* Written instruction
For the listing below, give the count of lines containing "patient", and no other text.

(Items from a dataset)

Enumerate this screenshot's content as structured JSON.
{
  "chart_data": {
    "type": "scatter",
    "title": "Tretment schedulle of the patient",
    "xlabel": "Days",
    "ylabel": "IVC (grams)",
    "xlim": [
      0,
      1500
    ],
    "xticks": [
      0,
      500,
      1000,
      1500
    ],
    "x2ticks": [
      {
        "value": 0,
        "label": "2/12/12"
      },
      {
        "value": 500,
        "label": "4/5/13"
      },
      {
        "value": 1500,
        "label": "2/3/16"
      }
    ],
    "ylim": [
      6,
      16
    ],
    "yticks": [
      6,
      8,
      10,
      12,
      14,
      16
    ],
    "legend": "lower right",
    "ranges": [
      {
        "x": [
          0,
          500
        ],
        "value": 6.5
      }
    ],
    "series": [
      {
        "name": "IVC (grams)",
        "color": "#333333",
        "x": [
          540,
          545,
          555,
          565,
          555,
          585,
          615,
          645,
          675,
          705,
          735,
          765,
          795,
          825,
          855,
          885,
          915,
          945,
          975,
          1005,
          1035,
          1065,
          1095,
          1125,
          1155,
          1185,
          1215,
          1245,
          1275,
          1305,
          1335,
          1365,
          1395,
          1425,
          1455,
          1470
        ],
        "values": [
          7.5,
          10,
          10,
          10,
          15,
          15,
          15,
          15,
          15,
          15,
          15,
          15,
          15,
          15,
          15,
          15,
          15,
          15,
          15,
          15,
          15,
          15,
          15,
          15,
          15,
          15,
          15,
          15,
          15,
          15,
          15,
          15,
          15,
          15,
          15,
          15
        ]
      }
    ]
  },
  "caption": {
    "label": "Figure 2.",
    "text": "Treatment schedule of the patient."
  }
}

* Exercise solution
2